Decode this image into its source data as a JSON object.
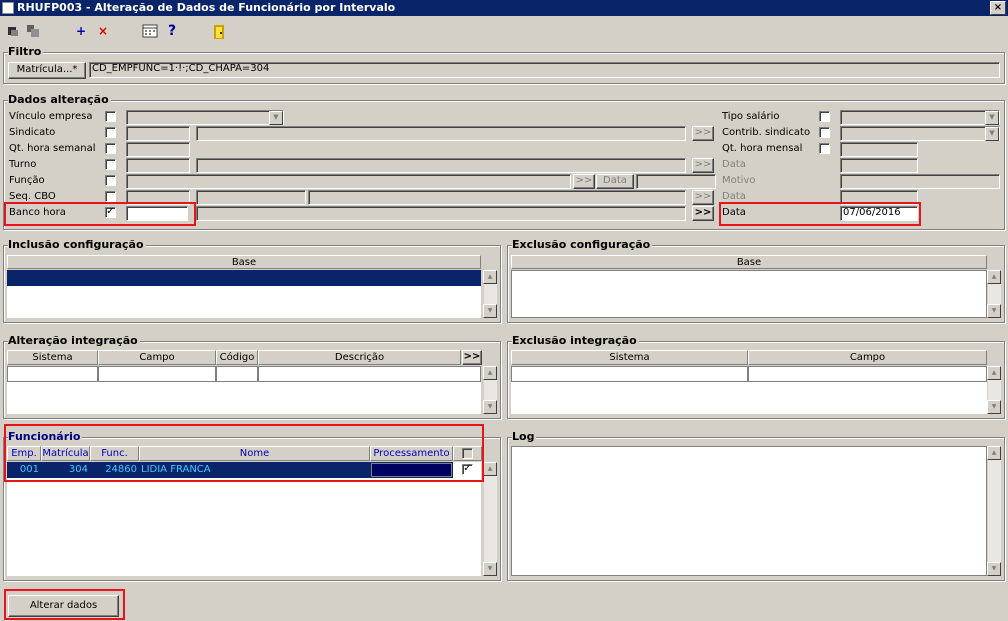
{
  "window": {
    "title": "RHUFP003 - Alteração de Dados de Funcionário por Intervalo",
    "close": "×"
  },
  "toolbar": {
    "add": "+",
    "delete": "×",
    "help": "?"
  },
  "filtro": {
    "title": "Filtro",
    "matricula_button": "Matrícula...*",
    "value": "CD_EMPFUNC=1·!·;CD_CHAPA=304"
  },
  "dados": {
    "title": "Dados alteração",
    "vinculo": "Vínculo empresa",
    "sindicato": "Sindicato",
    "qt_semanal": "Qt. hora semanal",
    "turno": "Turno",
    "funcao": "Função",
    "seq_cbo": "Seq. CBO",
    "banco_hora": "Banco hora",
    "tipo_salario": "Tipo salário",
    "contrib": "Contrib. sindicato",
    "qt_mensal": "Qt. hora mensal",
    "data1": "Data",
    "motivo": "Motivo",
    "data2": "Data",
    "data3": "Data",
    "data_value": "07/06/2016",
    "lov": ">>",
    "data_btn": "Data",
    "check": "✓"
  },
  "inclusao": {
    "title": "Inclusão configuração",
    "col": "Base"
  },
  "exclusao": {
    "title": "Exclusão configuração",
    "col": "Base"
  },
  "alt_integ": {
    "title": "Alteração integração",
    "cols": [
      "Sistema",
      "Campo",
      "Código",
      "Descrição"
    ],
    "more": ">>"
  },
  "exc_integ": {
    "title": "Exclusão integração",
    "cols": [
      "Sistema",
      "Campo"
    ]
  },
  "funcionario": {
    "title": "Funcionário",
    "cols": [
      "Emp.",
      "Matrícula",
      "Func.",
      "Nome",
      "Processamento"
    ],
    "row": {
      "emp": "001",
      "mat": "304",
      "func": "24860",
      "nome": "LIDIA FRANCA",
      "proc": ""
    }
  },
  "log": {
    "title": "Log"
  },
  "alterar_button": "Alterar dados"
}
------------------------------------
■ To do:
Reproduce all entries exactly. Pictures do not belong in the copy.

■ Result of the task:
Decode this image into its source data as a JSON object.
{
  "window": {
    "title": "RHUFP003 - Alteração de Dados de Funcionário por Intervalo",
    "close": "×"
  },
  "toolbar": {
    "add": "+",
    "delete": "×",
    "help": "?"
  },
  "filtro": {
    "title": "Filtro",
    "matricula_button": "Matrícula...*",
    "value": "CD_EMPFUNC=1·!·;CD_CHAPA=304"
  },
  "dados": {
    "title": "Dados alteração",
    "vinculo": "Vínculo empresa",
    "sindicato": "Sindicato",
    "qt_semanal": "Qt. hora semanal",
    "turno": "Turno",
    "funcao": "Função",
    "seq_cbo": "Seq. CBO",
    "banco_hora": "Banco hora",
    "tipo_salario": "Tipo salário",
    "contrib": "Contrib. sindicato",
    "qt_mensal": "Qt. hora mensal",
    "data1": "Data",
    "motivo": "Motivo",
    "data2": "Data",
    "data3": "Data",
    "data_value": "07/06/2016",
    "lov": ">>",
    "data_btn": "Data",
    "check": "✓"
  },
  "inclusao": {
    "title": "Inclusão configuração",
    "col": "Base"
  },
  "exclusao": {
    "title": "Exclusão configuração",
    "col": "Base"
  },
  "alt_integ": {
    "title": "Alteração integração",
    "cols": [
      "Sistema",
      "Campo",
      "Código",
      "Descrição"
    ],
    "more": ">>"
  },
  "exc_integ": {
    "title": "Exclusão integração",
    "cols": [
      "Sistema",
      "Campo"
    ]
  },
  "funcionario": {
    "title": "Funcionário",
    "cols": [
      "Emp.",
      "Matrícula",
      "Func.",
      "Nome",
      "Processamento"
    ],
    "row": {
      "emp": "001",
      "mat": "304",
      "func": "24860",
      "nome": "LIDIA FRANCA",
      "proc": ""
    }
  },
  "log": {
    "title": "Log"
  },
  "alterar_button": "Alterar dados"
}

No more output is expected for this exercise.